==== INPUT MATERIAL
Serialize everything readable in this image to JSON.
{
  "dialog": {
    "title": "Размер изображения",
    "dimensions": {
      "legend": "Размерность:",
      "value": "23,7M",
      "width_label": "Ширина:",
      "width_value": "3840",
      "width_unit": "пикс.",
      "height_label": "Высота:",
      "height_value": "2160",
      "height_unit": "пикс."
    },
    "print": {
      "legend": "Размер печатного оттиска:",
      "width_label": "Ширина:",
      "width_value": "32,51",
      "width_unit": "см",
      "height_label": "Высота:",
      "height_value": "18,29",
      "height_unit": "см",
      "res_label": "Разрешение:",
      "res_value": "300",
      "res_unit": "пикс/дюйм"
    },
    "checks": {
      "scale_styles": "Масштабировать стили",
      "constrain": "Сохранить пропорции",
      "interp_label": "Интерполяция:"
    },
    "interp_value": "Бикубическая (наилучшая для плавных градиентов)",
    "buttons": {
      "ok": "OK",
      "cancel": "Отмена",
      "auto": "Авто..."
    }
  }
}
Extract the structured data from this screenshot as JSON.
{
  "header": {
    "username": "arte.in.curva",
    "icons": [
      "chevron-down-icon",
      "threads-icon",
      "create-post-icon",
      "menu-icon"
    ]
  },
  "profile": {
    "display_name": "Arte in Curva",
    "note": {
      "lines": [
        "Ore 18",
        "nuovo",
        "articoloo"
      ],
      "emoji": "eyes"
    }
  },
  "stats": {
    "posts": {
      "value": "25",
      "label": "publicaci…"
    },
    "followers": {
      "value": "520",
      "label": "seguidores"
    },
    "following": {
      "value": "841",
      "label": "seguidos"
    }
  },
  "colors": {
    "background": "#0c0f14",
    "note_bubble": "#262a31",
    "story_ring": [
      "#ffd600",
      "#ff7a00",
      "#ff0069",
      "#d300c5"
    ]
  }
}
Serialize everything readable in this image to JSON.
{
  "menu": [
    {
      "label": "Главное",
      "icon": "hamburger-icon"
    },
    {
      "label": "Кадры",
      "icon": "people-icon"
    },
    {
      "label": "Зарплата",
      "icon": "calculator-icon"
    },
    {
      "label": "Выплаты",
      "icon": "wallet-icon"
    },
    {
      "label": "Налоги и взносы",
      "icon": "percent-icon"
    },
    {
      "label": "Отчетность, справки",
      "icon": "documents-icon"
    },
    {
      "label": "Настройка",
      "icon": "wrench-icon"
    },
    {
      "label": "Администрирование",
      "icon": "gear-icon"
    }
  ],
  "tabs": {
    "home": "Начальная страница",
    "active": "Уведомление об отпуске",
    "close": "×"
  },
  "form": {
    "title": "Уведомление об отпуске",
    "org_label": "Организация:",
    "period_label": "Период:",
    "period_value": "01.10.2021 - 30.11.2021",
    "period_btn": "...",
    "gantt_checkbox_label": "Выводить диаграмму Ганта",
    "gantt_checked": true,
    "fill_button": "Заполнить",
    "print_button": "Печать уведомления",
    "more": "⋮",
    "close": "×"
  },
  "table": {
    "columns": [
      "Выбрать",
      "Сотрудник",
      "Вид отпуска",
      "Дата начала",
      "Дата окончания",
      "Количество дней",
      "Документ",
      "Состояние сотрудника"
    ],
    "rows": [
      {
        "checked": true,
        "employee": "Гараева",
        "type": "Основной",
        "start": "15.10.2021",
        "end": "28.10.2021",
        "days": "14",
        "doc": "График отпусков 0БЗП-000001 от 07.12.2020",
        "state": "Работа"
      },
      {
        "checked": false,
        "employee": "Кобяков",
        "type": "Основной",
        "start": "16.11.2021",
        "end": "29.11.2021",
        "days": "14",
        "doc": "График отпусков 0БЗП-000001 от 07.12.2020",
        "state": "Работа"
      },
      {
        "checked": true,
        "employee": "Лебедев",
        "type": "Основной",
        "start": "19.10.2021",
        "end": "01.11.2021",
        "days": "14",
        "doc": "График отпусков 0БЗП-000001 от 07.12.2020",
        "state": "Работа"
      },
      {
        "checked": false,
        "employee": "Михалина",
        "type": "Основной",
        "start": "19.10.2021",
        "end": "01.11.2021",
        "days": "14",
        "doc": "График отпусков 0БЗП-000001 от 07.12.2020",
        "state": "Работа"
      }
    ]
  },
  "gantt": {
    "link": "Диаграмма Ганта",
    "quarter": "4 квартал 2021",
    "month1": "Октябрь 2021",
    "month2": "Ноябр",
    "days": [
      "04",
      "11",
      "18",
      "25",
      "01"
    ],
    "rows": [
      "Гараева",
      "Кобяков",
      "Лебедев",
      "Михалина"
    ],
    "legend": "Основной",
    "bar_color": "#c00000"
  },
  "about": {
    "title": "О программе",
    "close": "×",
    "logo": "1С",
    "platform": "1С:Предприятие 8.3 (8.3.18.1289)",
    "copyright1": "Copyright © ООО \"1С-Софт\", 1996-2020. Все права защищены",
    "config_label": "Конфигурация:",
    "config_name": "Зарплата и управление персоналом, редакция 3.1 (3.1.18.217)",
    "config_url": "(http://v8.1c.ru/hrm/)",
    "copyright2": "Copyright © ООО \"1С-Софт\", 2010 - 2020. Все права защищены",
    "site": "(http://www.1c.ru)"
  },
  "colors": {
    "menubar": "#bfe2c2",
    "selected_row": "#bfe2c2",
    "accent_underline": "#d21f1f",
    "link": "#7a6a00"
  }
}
========
==== INPUT MATERIAL
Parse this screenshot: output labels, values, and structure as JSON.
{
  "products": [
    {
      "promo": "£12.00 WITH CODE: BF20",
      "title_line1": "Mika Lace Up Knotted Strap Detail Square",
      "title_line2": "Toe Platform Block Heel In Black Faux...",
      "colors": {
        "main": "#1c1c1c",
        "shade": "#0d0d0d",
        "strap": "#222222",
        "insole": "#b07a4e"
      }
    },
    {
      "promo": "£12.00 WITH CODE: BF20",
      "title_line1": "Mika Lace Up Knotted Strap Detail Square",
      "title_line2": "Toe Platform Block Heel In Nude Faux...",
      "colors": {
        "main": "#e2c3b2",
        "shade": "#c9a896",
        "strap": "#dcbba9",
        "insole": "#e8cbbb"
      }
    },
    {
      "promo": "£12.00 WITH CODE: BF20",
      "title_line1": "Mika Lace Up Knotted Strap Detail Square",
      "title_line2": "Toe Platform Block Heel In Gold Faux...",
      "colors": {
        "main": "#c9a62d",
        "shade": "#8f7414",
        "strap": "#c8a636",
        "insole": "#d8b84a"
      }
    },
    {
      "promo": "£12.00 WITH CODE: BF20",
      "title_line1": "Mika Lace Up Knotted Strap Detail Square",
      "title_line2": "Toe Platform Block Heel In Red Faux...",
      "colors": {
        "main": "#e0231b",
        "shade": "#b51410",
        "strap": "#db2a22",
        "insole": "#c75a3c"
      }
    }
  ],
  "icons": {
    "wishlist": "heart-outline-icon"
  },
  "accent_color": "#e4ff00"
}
========
==== INPUT MATERIAL
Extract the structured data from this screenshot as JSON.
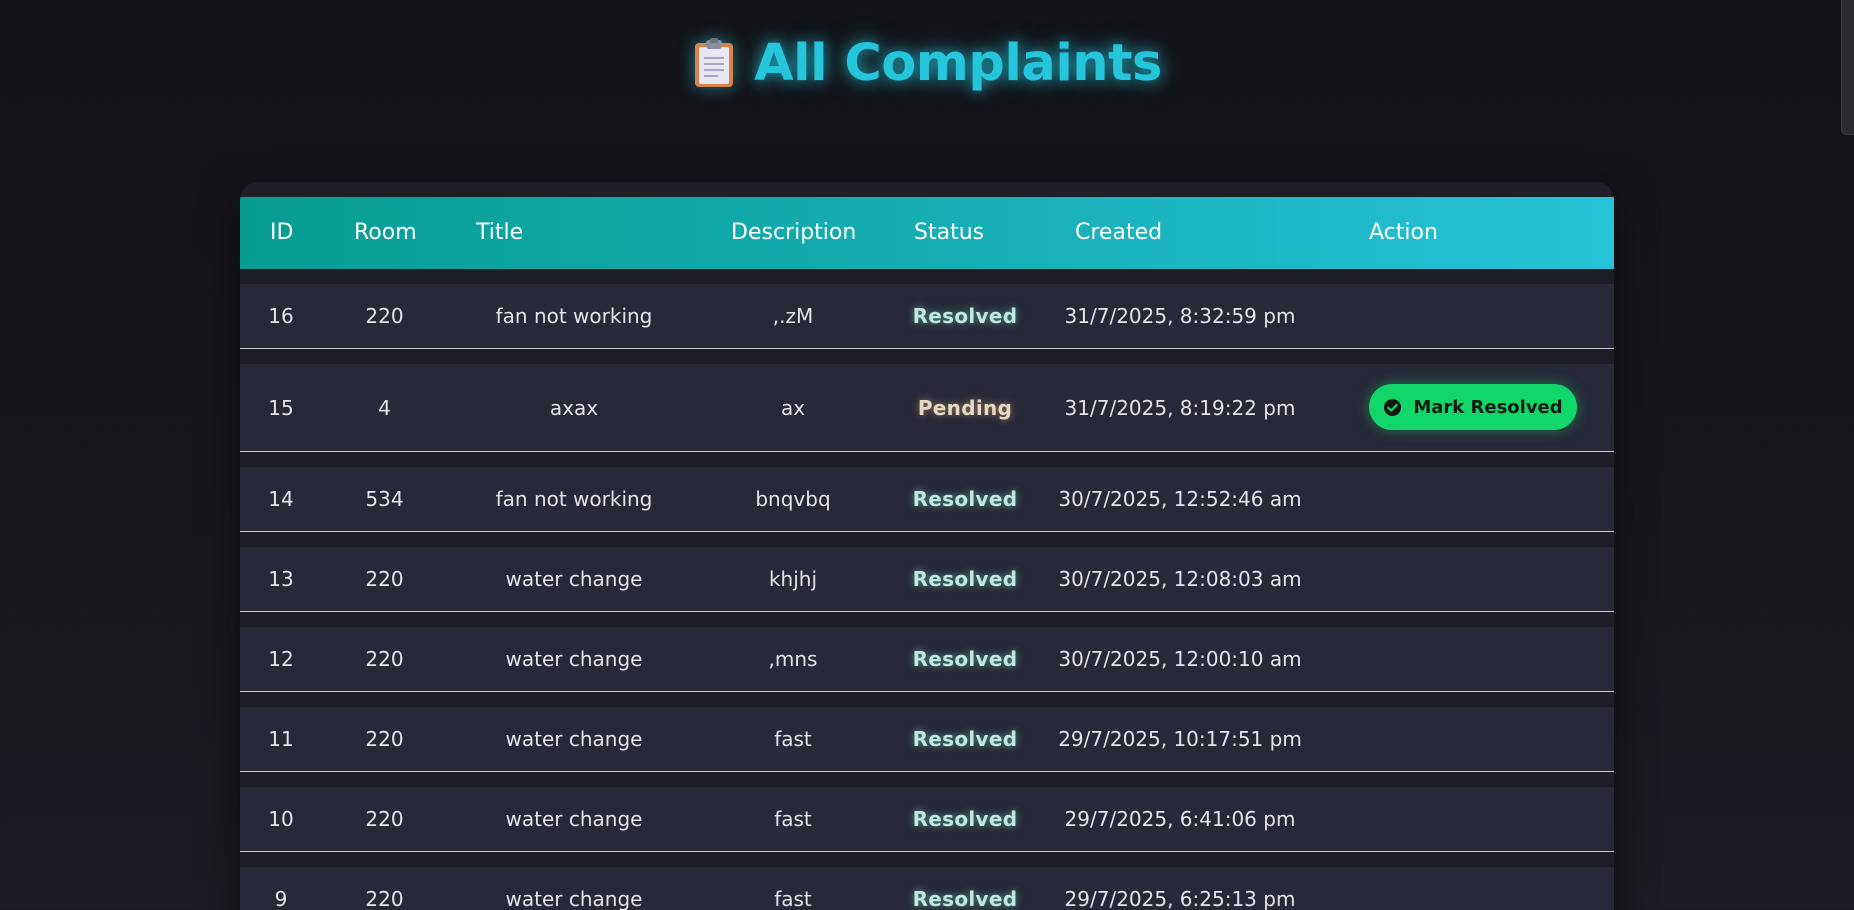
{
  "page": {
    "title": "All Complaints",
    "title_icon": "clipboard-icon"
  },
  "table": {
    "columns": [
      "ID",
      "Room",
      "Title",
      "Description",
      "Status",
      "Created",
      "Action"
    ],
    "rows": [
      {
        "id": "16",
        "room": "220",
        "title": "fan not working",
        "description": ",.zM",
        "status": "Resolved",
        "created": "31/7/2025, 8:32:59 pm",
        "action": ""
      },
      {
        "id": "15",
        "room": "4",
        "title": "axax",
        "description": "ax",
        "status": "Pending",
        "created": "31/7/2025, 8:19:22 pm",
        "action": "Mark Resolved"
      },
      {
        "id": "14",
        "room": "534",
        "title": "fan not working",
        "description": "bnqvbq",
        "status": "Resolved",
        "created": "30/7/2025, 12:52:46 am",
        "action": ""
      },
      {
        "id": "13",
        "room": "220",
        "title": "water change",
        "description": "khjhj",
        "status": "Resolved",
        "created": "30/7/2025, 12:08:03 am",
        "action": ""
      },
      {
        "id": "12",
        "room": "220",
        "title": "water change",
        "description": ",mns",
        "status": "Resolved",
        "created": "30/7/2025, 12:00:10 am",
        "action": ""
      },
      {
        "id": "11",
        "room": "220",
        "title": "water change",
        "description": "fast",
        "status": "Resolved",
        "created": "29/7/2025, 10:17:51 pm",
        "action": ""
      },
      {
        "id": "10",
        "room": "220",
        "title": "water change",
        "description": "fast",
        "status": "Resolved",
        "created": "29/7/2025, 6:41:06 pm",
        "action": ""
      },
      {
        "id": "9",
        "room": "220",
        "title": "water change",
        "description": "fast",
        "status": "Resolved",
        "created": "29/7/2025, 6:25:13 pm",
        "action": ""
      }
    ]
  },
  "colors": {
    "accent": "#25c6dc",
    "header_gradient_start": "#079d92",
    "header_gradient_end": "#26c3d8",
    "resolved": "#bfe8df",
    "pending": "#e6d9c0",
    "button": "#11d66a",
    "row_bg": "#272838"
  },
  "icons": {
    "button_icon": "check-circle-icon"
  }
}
========
Look through the data and show every line containing "legend".

▸ **SOLVED PROBLEM**
      "legend": "Размерность:",
      "legend": "Размер печатного оттиска:",
    "legend": "Основной",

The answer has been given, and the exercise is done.